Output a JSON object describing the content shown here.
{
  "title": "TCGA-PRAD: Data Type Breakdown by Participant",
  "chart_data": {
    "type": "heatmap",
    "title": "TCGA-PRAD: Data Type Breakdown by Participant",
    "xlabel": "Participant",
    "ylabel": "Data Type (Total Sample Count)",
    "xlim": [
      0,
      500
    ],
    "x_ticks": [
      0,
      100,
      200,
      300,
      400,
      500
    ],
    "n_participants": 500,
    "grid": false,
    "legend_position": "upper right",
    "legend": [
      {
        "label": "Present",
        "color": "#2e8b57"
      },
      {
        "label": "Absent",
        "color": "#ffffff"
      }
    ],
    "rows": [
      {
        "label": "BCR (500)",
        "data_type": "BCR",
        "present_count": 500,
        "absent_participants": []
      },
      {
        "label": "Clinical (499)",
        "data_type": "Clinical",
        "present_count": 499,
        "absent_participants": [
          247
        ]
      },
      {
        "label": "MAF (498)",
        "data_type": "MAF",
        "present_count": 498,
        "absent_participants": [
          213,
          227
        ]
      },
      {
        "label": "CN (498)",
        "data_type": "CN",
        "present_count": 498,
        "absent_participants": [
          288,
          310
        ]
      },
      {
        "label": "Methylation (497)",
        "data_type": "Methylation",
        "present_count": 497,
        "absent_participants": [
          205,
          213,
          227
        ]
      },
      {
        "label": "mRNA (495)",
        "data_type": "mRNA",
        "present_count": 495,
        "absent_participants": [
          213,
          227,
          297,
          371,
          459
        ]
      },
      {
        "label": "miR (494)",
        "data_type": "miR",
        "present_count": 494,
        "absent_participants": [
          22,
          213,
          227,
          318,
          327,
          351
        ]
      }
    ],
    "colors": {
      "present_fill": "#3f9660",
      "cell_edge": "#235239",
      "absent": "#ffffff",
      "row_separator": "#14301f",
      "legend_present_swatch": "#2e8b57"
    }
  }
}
################
- [Brief]: Which lines in the listing hold the word "title"? Copy them out.

- [Solution to this exercise]:
  "title": "TCGA-PRAD: Data Type Breakdown by Participant",
    "title": "TCGA-PRAD: Data Type Breakdown by Participant",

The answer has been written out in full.